▶ _Task inputs_:
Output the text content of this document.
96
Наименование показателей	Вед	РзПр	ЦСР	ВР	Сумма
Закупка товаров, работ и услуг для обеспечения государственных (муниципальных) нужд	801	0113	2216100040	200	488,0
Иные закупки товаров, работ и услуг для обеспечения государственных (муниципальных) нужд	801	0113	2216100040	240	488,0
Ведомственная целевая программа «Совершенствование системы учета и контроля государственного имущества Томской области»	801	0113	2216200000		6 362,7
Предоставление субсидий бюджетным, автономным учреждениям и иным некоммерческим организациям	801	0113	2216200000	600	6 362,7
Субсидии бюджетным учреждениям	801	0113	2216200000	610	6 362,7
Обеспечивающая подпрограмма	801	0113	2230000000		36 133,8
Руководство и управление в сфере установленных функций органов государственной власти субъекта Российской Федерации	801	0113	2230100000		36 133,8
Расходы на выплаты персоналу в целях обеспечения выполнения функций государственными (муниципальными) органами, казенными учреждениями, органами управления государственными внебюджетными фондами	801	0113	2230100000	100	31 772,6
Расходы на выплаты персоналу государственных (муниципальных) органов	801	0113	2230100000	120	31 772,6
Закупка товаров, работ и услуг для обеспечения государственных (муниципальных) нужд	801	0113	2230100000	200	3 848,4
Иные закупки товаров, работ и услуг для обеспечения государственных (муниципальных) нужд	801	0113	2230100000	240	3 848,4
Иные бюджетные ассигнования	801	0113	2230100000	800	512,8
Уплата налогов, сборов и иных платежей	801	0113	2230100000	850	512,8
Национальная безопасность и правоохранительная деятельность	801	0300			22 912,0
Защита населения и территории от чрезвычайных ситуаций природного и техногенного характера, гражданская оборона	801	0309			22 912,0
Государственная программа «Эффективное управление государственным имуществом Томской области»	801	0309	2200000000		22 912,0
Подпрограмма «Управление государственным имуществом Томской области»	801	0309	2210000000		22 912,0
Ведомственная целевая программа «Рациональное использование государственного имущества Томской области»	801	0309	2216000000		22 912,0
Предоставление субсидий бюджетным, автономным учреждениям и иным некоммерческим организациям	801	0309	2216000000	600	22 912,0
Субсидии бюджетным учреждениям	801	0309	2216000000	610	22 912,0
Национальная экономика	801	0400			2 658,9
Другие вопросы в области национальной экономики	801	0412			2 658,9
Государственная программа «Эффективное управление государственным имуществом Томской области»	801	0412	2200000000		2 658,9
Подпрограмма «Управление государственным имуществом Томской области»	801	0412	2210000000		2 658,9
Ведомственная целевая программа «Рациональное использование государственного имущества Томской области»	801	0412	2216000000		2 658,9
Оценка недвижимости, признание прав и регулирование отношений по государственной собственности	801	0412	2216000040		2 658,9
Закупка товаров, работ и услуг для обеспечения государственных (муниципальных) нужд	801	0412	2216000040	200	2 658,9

▶ _Task to complete_: Output each record precisely as given.

▶ _Answer to this task_:
Output the text content of this document.
96
Наименование показателей	Вед	РзПр	ЦСР	ВР	Сумма
Закупка товаров, работ и услуг для обеспечения государственных (муниципальных) нужд	801	0113	2216100040	200	488,0
Иные закупки товаров, работ и услуг для обеспечения государственных (муниципальных) нужд	801	0113	2216100040	240	488,0
Ведомственная целевая программа «Совершенствование системы учета и контроля государственного имущества Томской области»	801	0113	2216200000		6 362,7
Предоставление субсидий бюджетным, автономным учреждениям и иным некоммерческим организациям	801	0113	2216200000	600	6 362,7
Субсидии бюджетным учреждениям	801	0113	2216200000	610	6 362,7
Обеспечивающая подпрограмма	801	0113	2230000000		36 133,8
Руководство и управление в сфере установленных функций органов государственной власти субъекта Российской Федерации	801	0113	2230100000		36 133,8
Расходы на выплаты персоналу в целях обеспечения выполнения функций государственными (муниципальными) органами, казенными учреждениями, органами управления государственными внебюджетными фондами	801	0113	2230100000	100	31 772,6
Расходы на выплаты персоналу государственных (муниципальных) органов	801	0113	2230100000	120	31 772,6
Закупка товаров, работ и услуг для обеспечения государственных (муниципальных) нужд	801	0113	2230100000	200	3 848,4
Иные закупки товаров, работ и услуг для обеспечения государственных (муниципальных) нужд	801	0113	2230100000	240	3 848,4
Иные бюджетные ассигнования	801	0113	2230100000	800	512,8
Уплата налогов, сборов и иных платежей	801	0113	2230100000	850	512,8
Национальная безопасность и правоохранительная деятельность	801	0300			22 912,0
Защита населения и территории от чрезвычайных ситуаций природного и техногенного характера, гражданская оборона	801	0309			22 912,0
Государственная программа «Эффективное управление государственным имуществом Томской области»	801	0309	2200000000		22 912,0
Подпрограмма «Управление государственным имуществом Томской области»	801	0309	2210000000		22 912,0
Ведомственная целевая программа «Рациональное использование государственного имущества Томской области»	801	0309	2216000000		22 912,0
Предоставление субсидий бюджетным, автономным учреждениям и иным некоммерческим организациям	801	0309	2216000000	600	22 912,0
Субсидии бюджетным учреждениям	801	0309	2216000000	610	22 912,0
Национальная экономика	801	0400			2 658,9
Другие вопросы в области национальной экономики	801	0412			2 658,9
Государственная программа «Эффективное управление государственным имуществом Томской области»	801	0412	2200000000		2 658,9
Подпрограмма «Управление государственным имуществом Томской области»	801	0412	2210000000		2 658,9
Ведомственная целевая программа «Рациональное использование государственного имущества Томской области»	801	0412	2216000000		2 658,9
Оценка недвижимости, признание прав и регулирование отношений по государственной собственности	801	0412	2216000040		2 658,9
Закупка товаров, работ и услуг для обеспечения государственных (муниципальных) нужд	801	0412	2216000040	200	2 658,9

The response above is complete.